The request =
Extract every line that contains the string "tutkimuksen".

Exercise material =
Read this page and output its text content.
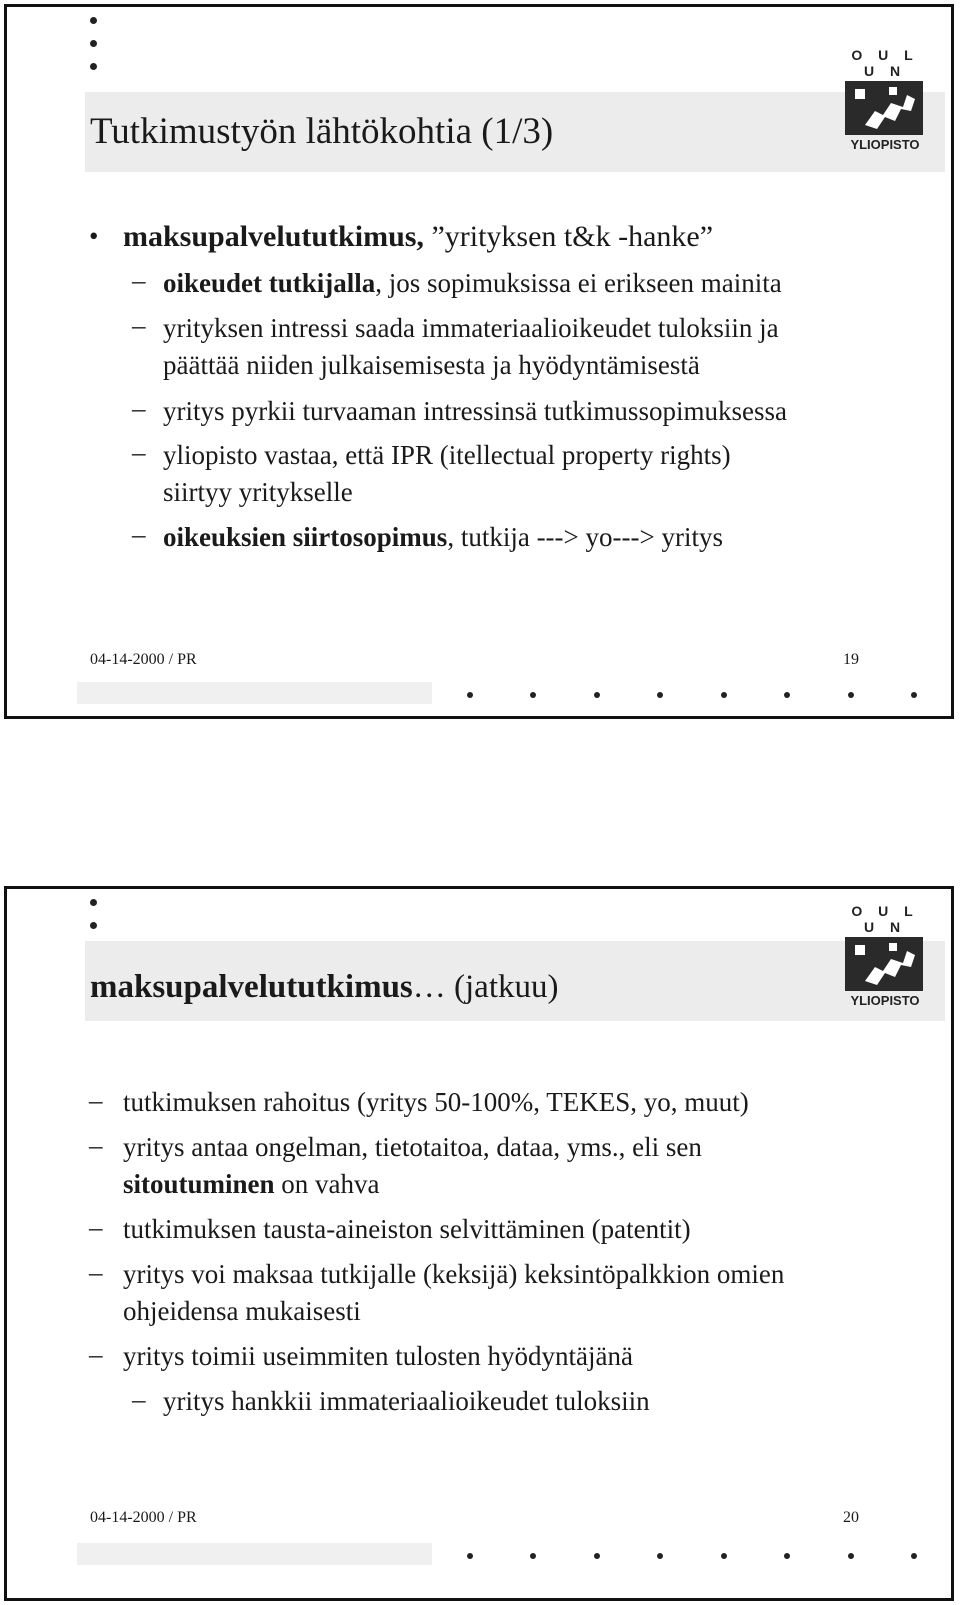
Tutkimustyön lähtökohtia (1/3)
O U L U N
YLIOPISTO
• maksupalvelututkimus, ”yrityksen t&k -hanke”
– oikeudet tutkijalla, jos sopimuksissa ei erikseen mainita
– yrityksen intressi saada immateriaalioikeudet tuloksiin ja
päättää niiden julkaisemisesta ja hyödyntämisestä
– yritys pyrkii turvaaman intressinsä tutkimussopimuksessa
– yliopisto vastaa, että IPR (itellectual property rights)
siirtyy yritykselle
– oikeuksien siirtosopimus, tutkija ---> yo---> yritys
04-14-2000 / PR	19
maksupalvelututkimus… (jatkuu)
O U L U N
YLIOPISTO
– tutkimuksen rahoitus (yritys 50-100%, TEKES, yo, muut)
– yritys antaa ongelman, tietotaitoa, dataa, yms., eli sen
sitoutuminen on vahva
– tutkimuksen tausta-aineiston selvittäminen (patentit)
– yritys voi maksaa tutkijalle (keksijä) keksintöpalkkion omien
ohjeidensa mukaisesti
– yritys toimii useimmiten tulosten hyödyntäjänä
– yritys hankkii immateriaalioikeudet tuloksiin
04-14-2000 / PR	20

Final result =
– tutkimuksen rahoitus (yritys 50-100%, TEKES, yo, muut)
– tutkimuksen tausta-aineiston selvittäminen (patentit)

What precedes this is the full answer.